• _GIVEN EXERCISE_:
Identify the lines that include the word "entre", then copy all of them.

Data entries

»»

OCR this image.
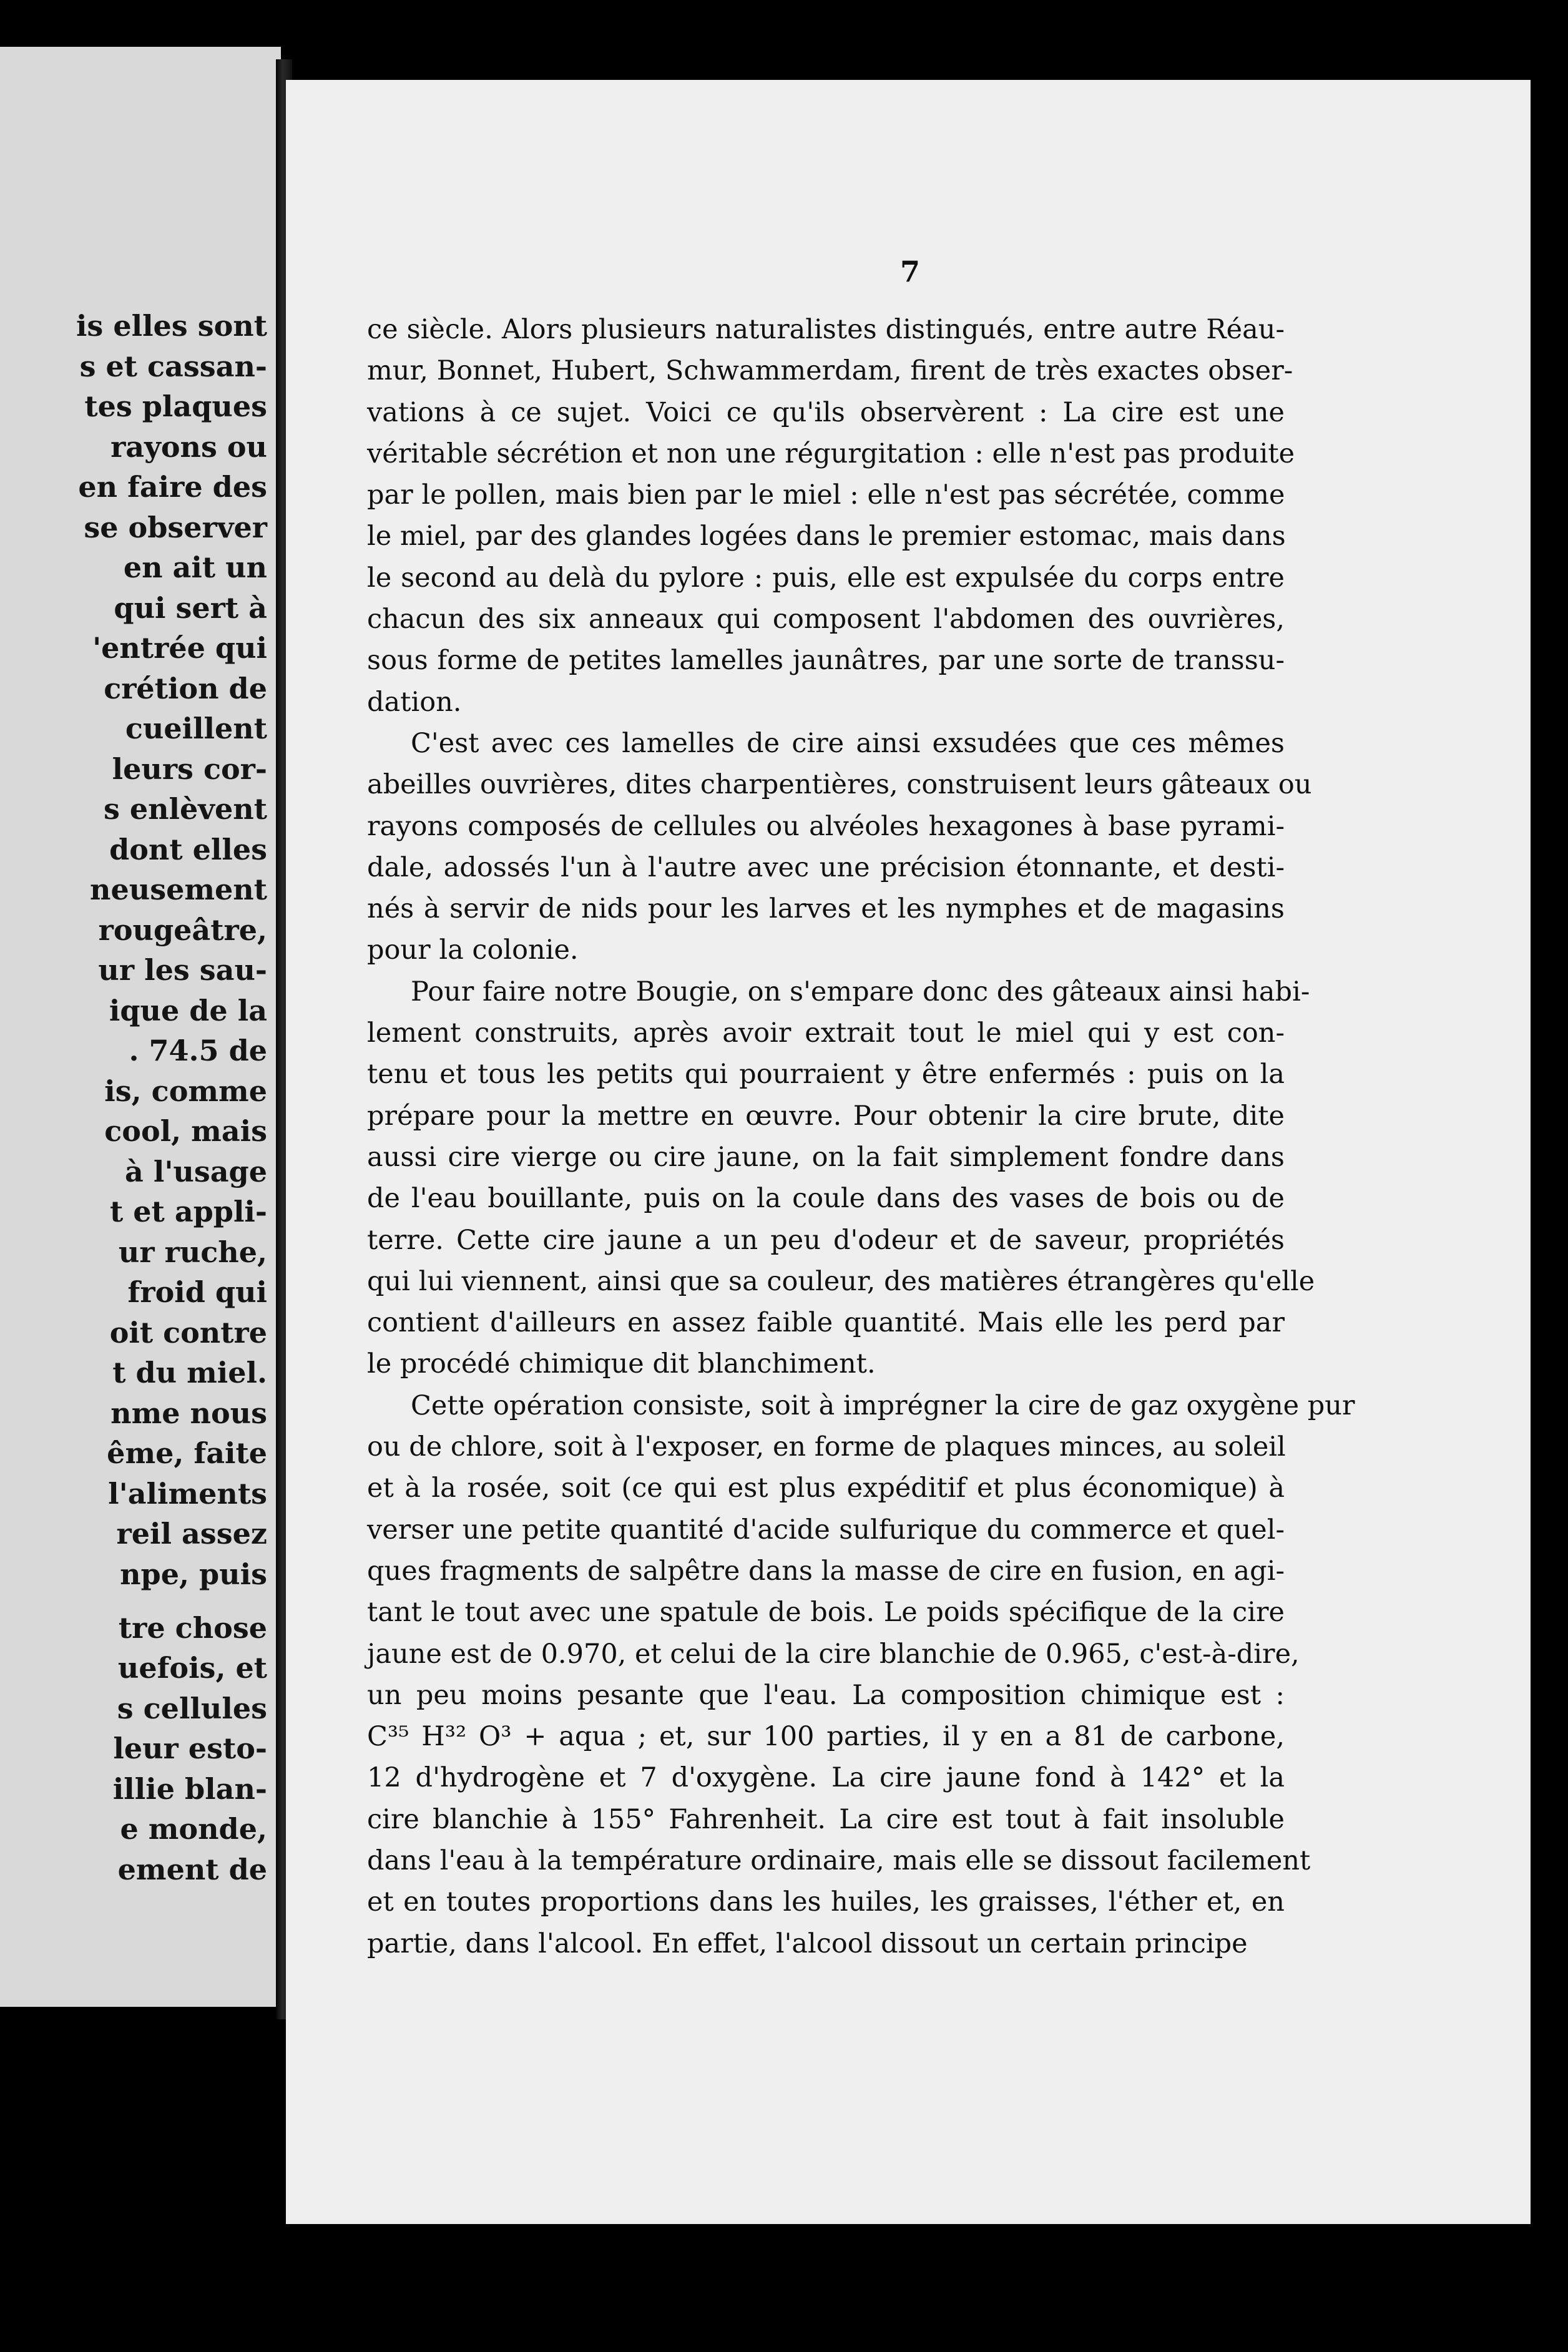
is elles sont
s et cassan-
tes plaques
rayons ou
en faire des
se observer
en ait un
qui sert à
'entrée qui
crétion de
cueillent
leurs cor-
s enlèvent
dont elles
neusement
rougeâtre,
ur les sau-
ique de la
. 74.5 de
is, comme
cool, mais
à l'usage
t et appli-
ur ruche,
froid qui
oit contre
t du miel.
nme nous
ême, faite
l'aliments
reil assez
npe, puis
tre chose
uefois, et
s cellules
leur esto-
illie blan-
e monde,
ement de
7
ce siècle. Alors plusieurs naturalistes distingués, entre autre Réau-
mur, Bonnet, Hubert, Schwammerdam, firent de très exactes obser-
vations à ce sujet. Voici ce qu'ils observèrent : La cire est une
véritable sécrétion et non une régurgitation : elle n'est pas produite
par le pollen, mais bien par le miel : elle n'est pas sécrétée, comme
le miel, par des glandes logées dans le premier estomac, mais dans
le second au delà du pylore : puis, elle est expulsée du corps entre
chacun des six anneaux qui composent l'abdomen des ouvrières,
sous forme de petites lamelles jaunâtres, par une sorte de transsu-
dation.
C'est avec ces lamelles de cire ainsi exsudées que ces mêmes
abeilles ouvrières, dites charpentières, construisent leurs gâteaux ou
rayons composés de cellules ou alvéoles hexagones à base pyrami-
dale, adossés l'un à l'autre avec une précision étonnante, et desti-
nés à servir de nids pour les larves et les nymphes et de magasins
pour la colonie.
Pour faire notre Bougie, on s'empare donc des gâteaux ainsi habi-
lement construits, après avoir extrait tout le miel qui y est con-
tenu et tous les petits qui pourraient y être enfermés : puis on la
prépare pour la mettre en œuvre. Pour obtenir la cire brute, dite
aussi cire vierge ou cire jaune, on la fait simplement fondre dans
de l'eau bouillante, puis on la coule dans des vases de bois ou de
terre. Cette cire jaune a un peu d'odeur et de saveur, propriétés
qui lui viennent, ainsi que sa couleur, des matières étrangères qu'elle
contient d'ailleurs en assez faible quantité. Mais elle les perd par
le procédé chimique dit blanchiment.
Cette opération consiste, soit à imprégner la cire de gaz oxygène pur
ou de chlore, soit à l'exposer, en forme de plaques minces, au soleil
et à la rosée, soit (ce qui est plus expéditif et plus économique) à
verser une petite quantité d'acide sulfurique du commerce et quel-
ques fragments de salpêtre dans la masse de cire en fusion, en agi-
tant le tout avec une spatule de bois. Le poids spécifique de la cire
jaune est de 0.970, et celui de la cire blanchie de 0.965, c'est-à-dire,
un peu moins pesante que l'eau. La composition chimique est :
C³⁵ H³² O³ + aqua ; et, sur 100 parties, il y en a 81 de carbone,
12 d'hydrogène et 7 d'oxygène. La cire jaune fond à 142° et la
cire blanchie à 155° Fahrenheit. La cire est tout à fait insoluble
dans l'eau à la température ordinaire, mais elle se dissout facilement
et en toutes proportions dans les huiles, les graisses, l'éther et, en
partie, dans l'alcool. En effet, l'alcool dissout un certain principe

««
»»

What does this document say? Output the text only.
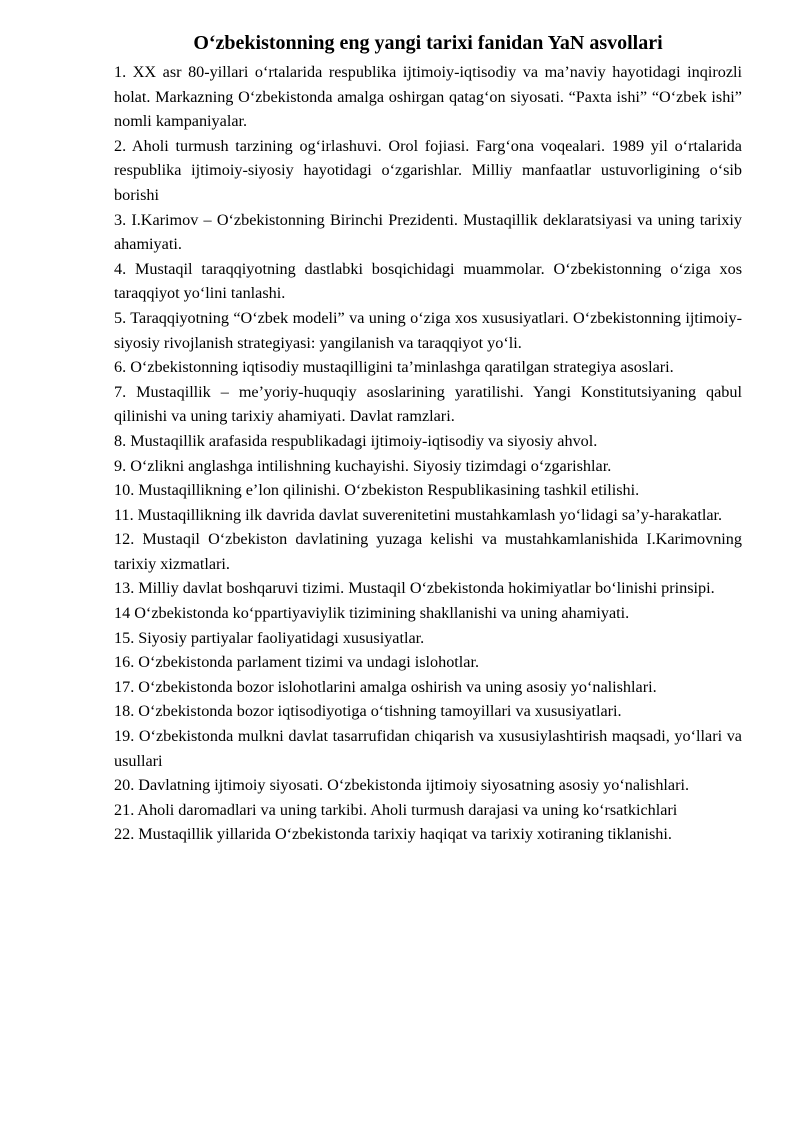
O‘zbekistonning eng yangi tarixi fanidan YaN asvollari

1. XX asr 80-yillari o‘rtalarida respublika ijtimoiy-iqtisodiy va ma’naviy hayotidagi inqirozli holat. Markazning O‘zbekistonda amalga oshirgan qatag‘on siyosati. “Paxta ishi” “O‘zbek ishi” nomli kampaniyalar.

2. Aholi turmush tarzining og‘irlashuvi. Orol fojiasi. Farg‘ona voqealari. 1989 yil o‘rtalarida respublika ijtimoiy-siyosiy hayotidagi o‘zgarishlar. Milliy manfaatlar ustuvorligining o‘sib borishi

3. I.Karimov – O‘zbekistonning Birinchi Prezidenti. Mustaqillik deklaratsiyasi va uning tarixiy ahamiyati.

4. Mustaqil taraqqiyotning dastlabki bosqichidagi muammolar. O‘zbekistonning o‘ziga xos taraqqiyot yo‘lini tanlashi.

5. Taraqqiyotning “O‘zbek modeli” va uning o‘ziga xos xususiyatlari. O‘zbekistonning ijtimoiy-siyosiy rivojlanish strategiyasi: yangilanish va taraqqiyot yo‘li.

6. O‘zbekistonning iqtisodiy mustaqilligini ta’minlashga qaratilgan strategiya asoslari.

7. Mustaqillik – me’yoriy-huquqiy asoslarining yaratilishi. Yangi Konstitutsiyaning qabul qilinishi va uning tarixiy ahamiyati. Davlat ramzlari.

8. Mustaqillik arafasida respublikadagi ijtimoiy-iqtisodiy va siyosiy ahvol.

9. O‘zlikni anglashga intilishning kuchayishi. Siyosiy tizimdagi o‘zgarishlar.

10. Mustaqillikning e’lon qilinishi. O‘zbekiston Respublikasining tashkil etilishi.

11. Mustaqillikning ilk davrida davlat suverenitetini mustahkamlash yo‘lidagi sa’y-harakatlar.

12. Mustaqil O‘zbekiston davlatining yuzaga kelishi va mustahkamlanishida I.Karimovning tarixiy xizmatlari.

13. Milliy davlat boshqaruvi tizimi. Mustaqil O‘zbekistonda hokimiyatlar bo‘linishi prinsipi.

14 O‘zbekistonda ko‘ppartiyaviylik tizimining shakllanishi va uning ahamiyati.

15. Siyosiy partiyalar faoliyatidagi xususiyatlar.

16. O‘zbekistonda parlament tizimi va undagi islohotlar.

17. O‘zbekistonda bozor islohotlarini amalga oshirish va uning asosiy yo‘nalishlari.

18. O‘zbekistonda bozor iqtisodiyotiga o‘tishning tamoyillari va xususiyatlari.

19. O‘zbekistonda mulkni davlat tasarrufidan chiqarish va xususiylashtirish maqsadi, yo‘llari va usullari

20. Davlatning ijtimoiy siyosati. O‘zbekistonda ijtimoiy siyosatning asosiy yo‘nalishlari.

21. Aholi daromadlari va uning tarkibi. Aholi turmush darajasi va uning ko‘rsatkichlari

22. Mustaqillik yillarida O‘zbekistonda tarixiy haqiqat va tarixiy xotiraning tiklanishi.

««
»»

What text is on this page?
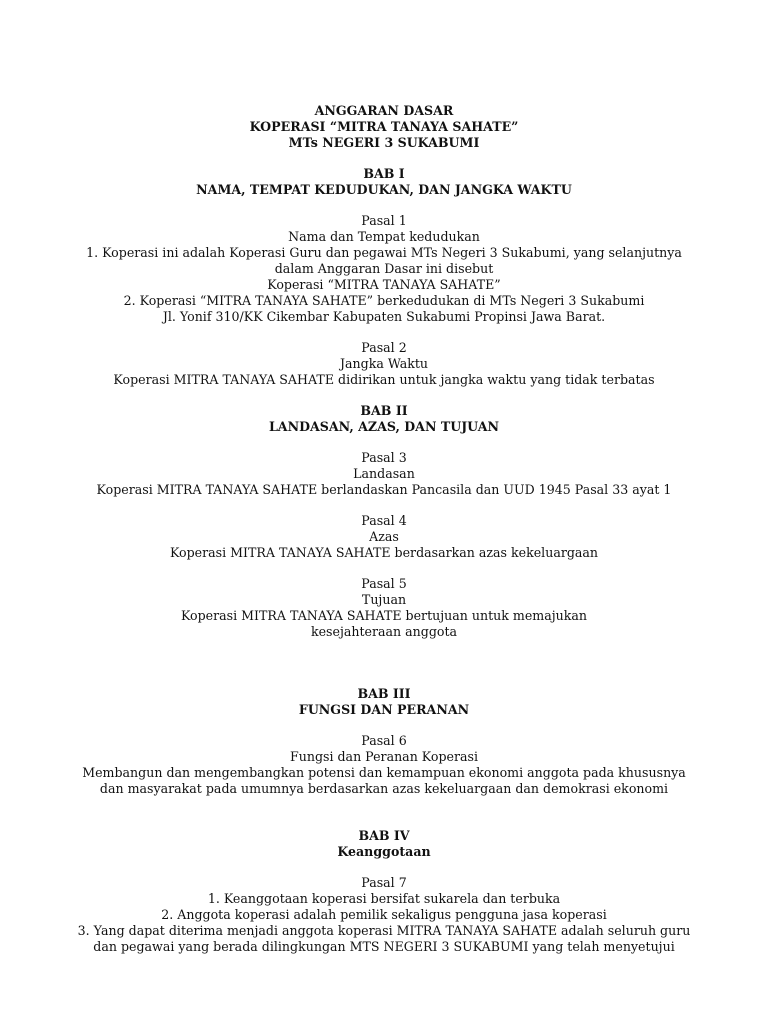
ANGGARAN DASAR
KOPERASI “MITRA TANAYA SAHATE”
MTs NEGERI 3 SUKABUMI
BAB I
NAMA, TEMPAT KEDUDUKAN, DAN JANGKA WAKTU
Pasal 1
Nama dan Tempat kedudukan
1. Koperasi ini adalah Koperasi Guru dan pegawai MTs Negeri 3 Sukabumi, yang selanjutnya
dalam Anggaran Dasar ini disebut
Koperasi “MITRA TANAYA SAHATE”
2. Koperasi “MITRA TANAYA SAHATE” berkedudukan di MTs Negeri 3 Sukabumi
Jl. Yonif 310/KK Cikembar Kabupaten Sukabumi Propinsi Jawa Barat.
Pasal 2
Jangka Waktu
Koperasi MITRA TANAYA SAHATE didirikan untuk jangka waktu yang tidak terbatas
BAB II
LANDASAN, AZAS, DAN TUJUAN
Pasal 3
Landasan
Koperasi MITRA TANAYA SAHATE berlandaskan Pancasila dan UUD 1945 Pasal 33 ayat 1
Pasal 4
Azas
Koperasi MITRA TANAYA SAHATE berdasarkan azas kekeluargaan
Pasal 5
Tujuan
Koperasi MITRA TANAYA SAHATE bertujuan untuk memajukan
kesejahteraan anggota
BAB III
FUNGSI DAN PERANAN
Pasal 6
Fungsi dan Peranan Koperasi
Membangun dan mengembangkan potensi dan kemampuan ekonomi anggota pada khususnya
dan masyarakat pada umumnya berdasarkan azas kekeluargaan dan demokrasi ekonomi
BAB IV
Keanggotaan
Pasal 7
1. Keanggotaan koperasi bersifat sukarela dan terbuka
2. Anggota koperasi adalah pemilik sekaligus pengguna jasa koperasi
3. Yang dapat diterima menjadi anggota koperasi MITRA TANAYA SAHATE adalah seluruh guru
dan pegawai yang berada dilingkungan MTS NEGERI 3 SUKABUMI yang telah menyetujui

««

• _RESULT OF THE TASK_:
ce siècle. Alors plusieurs naturalistes distingués, entre autre Réau-
le second au delà du pylore : puis, elle est expulsée du corps entre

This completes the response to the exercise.